Repeat the material exactly as it appears.

Extracted data entries
◇ ◇ ◇ ◇ ◇
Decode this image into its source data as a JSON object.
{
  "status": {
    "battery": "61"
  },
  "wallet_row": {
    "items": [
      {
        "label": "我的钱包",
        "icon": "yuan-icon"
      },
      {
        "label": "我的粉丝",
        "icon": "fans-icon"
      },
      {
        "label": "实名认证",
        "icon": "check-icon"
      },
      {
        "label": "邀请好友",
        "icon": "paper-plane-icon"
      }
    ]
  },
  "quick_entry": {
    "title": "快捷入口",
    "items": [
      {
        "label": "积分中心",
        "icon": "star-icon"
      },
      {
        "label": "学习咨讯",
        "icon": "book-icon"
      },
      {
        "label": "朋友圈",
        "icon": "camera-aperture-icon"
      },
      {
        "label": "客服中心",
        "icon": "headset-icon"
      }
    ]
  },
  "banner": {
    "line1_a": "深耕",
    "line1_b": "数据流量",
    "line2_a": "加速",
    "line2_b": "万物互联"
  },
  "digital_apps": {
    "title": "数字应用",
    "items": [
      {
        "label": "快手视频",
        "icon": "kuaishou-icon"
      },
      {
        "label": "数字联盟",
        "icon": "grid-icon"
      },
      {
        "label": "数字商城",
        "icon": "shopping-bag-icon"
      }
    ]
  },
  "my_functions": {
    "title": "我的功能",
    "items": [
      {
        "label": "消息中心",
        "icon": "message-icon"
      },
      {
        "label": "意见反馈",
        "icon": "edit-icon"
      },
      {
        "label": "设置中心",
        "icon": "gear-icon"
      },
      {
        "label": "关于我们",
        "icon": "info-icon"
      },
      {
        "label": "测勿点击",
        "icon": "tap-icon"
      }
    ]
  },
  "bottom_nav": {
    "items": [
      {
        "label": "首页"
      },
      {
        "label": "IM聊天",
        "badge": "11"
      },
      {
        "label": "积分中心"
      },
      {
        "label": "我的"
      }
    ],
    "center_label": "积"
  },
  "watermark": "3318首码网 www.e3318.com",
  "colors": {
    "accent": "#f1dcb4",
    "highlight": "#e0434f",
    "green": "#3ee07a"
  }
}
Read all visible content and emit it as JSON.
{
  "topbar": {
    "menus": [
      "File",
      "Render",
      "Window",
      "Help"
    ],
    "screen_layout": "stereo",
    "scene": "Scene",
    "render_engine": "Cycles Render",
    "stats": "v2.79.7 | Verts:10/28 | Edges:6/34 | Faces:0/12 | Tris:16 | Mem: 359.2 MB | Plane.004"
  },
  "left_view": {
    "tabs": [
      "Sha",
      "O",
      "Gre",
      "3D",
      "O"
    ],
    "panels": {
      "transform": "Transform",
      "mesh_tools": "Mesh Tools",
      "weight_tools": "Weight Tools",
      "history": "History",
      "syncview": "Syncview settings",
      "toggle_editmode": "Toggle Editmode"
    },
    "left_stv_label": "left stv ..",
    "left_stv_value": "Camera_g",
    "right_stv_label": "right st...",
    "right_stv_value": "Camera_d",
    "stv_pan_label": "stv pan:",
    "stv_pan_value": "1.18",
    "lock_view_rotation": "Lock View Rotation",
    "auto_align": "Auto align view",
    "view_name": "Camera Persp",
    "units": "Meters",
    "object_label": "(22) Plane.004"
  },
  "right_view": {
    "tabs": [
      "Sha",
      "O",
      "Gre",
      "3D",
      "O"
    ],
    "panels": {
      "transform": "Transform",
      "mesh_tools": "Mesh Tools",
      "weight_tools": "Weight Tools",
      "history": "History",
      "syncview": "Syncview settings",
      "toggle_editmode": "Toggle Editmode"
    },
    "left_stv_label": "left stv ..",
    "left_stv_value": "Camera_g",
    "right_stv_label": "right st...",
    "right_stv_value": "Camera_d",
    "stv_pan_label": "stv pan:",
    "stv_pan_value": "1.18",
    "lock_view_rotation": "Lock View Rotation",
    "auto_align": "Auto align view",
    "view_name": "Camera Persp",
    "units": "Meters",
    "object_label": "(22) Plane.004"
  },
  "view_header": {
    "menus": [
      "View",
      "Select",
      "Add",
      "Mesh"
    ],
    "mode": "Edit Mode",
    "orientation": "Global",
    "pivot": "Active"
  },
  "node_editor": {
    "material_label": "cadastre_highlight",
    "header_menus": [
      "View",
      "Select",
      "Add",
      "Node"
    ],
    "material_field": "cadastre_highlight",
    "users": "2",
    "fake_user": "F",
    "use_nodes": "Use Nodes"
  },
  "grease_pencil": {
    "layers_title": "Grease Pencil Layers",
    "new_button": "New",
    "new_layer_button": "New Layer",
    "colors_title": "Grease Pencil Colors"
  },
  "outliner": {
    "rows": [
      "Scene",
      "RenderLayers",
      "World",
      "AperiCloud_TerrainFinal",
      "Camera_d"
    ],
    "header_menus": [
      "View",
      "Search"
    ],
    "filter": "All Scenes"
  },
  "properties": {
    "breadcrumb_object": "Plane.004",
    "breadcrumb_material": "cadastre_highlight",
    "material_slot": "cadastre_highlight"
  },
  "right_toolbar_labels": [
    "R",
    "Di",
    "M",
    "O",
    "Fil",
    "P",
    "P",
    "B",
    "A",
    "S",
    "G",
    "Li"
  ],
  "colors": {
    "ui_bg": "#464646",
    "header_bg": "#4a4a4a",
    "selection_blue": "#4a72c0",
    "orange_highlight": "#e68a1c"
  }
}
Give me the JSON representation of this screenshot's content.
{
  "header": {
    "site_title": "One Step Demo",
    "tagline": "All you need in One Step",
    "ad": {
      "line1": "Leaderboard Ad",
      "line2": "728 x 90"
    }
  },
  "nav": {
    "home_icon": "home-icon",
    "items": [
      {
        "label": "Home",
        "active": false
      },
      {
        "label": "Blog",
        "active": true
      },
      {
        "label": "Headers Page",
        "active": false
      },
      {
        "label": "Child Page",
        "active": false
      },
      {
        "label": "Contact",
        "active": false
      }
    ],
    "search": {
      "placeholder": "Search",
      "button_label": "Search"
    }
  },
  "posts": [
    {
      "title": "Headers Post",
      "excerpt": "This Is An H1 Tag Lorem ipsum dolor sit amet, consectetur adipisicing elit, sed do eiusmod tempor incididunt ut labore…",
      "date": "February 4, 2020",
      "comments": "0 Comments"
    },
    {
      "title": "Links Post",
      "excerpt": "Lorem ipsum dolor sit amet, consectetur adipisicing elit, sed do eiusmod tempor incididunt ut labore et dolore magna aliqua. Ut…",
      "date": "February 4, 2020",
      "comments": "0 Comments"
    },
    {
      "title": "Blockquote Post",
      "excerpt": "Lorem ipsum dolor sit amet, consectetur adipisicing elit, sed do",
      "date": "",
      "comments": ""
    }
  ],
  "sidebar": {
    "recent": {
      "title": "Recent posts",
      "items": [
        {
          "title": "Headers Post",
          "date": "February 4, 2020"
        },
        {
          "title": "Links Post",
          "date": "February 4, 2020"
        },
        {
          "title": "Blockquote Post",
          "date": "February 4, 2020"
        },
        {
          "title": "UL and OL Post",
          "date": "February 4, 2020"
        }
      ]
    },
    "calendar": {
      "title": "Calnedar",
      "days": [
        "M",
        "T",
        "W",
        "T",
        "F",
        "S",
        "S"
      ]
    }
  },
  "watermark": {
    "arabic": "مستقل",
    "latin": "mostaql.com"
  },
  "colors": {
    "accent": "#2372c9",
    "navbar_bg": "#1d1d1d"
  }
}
◇ ◇ ◇ ◇ ◇
RESPONSE TO THIS EXERCISE
Decode this image into its source data as a JSON object.
{
  "status": {
    "battery": "61"
  },
  "wallet_row": {
    "items": [
      {
        "label": "我的钱包",
        "icon": "yuan-icon"
      },
      {
        "label": "我的粉丝",
        "icon": "fans-icon"
      },
      {
        "label": "实名认证",
        "icon": "check-icon"
      },
      {
        "label": "邀请好友",
        "icon": "paper-plane-icon"
      }
    ]
  },
  "quick_entry": {
    "title": "快捷入口",
    "items": [
      {
        "label": "积分中心",
        "icon": "star-icon"
      },
      {
        "label": "学习咨讯",
        "icon": "book-icon"
      },
      {
        "label": "朋友圈",
        "icon": "camera-aperture-icon"
      },
      {
        "label": "客服中心",
        "icon": "headset-icon"
      }
    ]
  },
  "banner": {
    "line1_a": "深耕",
    "line1_b": "数据流量",
    "line2_a": "加速",
    "line2_b": "万物互联"
  },
  "digital_apps": {
    "title": "数字应用",
    "items": [
      {
        "label": "快手视频",
        "icon": "kuaishou-icon"
      },
      {
        "label": "数字联盟",
        "icon": "grid-icon"
      },
      {
        "label": "数字商城",
        "icon": "shopping-bag-icon"
      }
    ]
  },
  "my_functions": {
    "title": "我的功能",
    "items": [
      {
        "label": "消息中心",
        "icon": "message-icon"
      },
      {
        "label": "意见反馈",
        "icon": "edit-icon"
      },
      {
        "label": "设置中心",
        "icon": "gear-icon"
      },
      {
        "label": "关于我们",
        "icon": "info-icon"
      },
      {
        "label": "测勿点击",
        "icon": "tap-icon"
      }
    ]
  },
  "bottom_nav": {
    "items": [
      {
        "label": "首页"
      },
      {
        "label": "IM聊天",
        "badge": "11"
      },
      {
        "label": "积分中心"
      },
      {
        "label": "我的"
      }
    ],
    "center_label": "积"
  },
  "watermark": "3318首码网 www.e3318.com",
  "colors": {
    "accent": "#f1dcb4",
    "highlight": "#e0434f",
    "green": "#3ee07a"
  }
}
Read all visible content and emit it as JSON.
{
  "topbar": {
    "menus": [
      "File",
      "Render",
      "Window",
      "Help"
    ],
    "screen_layout": "stereo",
    "scene": "Scene",
    "render_engine": "Cycles Render",
    "stats": "v2.79.7 | Verts:10/28 | Edges:6/34 | Faces:0/12 | Tris:16 | Mem: 359.2 MB | Plane.004"
  },
  "left_view": {
    "tabs": [
      "Sha",
      "O",
      "Gre",
      "3D",
      "O"
    ],
    "panels": {
      "transform": "Transform",
      "mesh_tools": "Mesh Tools",
      "weight_tools": "Weight Tools",
      "history": "History",
      "syncview": "Syncview settings",
      "toggle_editmode": "Toggle Editmode"
    },
    "left_stv_label": "left stv ..",
    "left_stv_value": "Camera_g",
    "right_stv_label": "right st...",
    "right_stv_value": "Camera_d",
    "stv_pan_label": "stv pan:",
    "stv_pan_value": "1.18",
    "lock_view_rotation": "Lock View Rotation",
    "auto_align": "Auto align view",
    "view_name": "Camera Persp",
    "units": "Meters",
    "object_label": "(22) Plane.004"
  },
  "right_view": {
    "tabs": [
      "Sha",
      "O",
      "Gre",
      "3D",
      "O"
    ],
    "panels": {
      "transform": "Transform",
      "mesh_tools": "Mesh Tools",
      "weight_tools": "Weight Tools",
      "history": "History",
      "syncview": "Syncview settings",
      "toggle_editmode": "Toggle Editmode"
    },
    "left_stv_label": "left stv ..",
    "left_stv_value": "Camera_g",
    "right_stv_label": "right st...",
    "right_stv_value": "Camera_d",
    "stv_pan_label": "stv pan:",
    "stv_pan_value": "1.18",
    "lock_view_rotation": "Lock View Rotation",
    "auto_align": "Auto align view",
    "view_name": "Camera Persp",
    "units": "Meters",
    "object_label": "(22) Plane.004"
  },
  "view_header": {
    "menus": [
      "View",
      "Select",
      "Add",
      "Mesh"
    ],
    "mode": "Edit Mode",
    "orientation": "Global",
    "pivot": "Active"
  },
  "node_editor": {
    "material_label": "cadastre_highlight",
    "header_menus": [
      "View",
      "Select",
      "Add",
      "Node"
    ],
    "material_field": "cadastre_highlight",
    "users": "2",
    "fake_user": "F",
    "use_nodes": "Use Nodes"
  },
  "grease_pencil": {
    "layers_title": "Grease Pencil Layers",
    "new_button": "New",
    "new_layer_button": "New Layer",
    "colors_title": "Grease Pencil Colors"
  },
  "outliner": {
    "rows": [
      "Scene",
      "RenderLayers",
      "World",
      "AperiCloud_TerrainFinal",
      "Camera_d"
    ],
    "header_menus": [
      "View",
      "Search"
    ],
    "filter": "All Scenes"
  },
  "properties": {
    "breadcrumb_object": "Plane.004",
    "breadcrumb_material": "cadastre_highlight",
    "material_slot": "cadastre_highlight"
  },
  "right_toolbar_labels": [
    "R",
    "Di",
    "M",
    "O",
    "Fil",
    "P",
    "P",
    "B",
    "A",
    "S",
    "G",
    "Li"
  ],
  "colors": {
    "ui_bg": "#464646",
    "header_bg": "#4a4a4a",
    "selection_blue": "#4a72c0",
    "orange_highlight": "#e68a1c"
  }
}
Give me the JSON representation of this screenshot's content.
{
  "header": {
    "site_title": "One Step Demo",
    "tagline": "All you need in One Step",
    "ad": {
      "line1": "Leaderboard Ad",
      "line2": "728 x 90"
    }
  },
  "nav": {
    "home_icon": "home-icon",
    "items": [
      {
        "label": "Home",
        "active": false
      },
      {
        "label": "Blog",
        "active": true
      },
      {
        "label": "Headers Page",
        "active": false
      },
      {
        "label": "Child Page",
        "active": false
      },
      {
        "label": "Contact",
        "active": false
      }
    ],
    "search": {
      "placeholder": "Search",
      "button_label": "Search"
    }
  },
  "posts": [
    {
      "title": "Headers Post",
      "excerpt": "This Is An H1 Tag Lorem ipsum dolor sit amet, consectetur adipisicing elit, sed do eiusmod tempor incididunt ut labore…",
      "date": "February 4, 2020",
      "comments": "0 Comments"
    },
    {
      "title": "Links Post",
      "excerpt": "Lorem ipsum dolor sit amet, consectetur adipisicing elit, sed do eiusmod tempor incididunt ut labore et dolore magna aliqua. Ut…",
      "date": "February 4, 2020",
      "comments": "0 Comments"
    },
    {
      "title": "Blockquote Post",
      "excerpt": "Lorem ipsum dolor sit amet, consectetur adipisicing elit, sed do",
      "date": "",
      "comments": ""
    }
  ],
  "sidebar": {
    "recent": {
      "title": "Recent posts",
      "items": [
        {
          "title": "Headers Post",
          "date": "February 4, 2020"
        },
        {
          "title": "Links Post",
          "date": "February 4, 2020"
        },
        {
          "title": "Blockquote Post",
          "date": "February 4, 2020"
        },
        {
          "title": "UL and OL Post",
          "date": "February 4, 2020"
        }
      ]
    },
    "calendar": {
      "title": "Calnedar",
      "days": [
        "M",
        "T",
        "W",
        "T",
        "F",
        "S",
        "S"
      ]
    }
  },
  "watermark": {
    "arabic": "مستقل",
    "latin": "mostaql.com"
  },
  "colors": {
    "accent": "#2372c9",
    "navbar_bg": "#1d1d1d"
  }
}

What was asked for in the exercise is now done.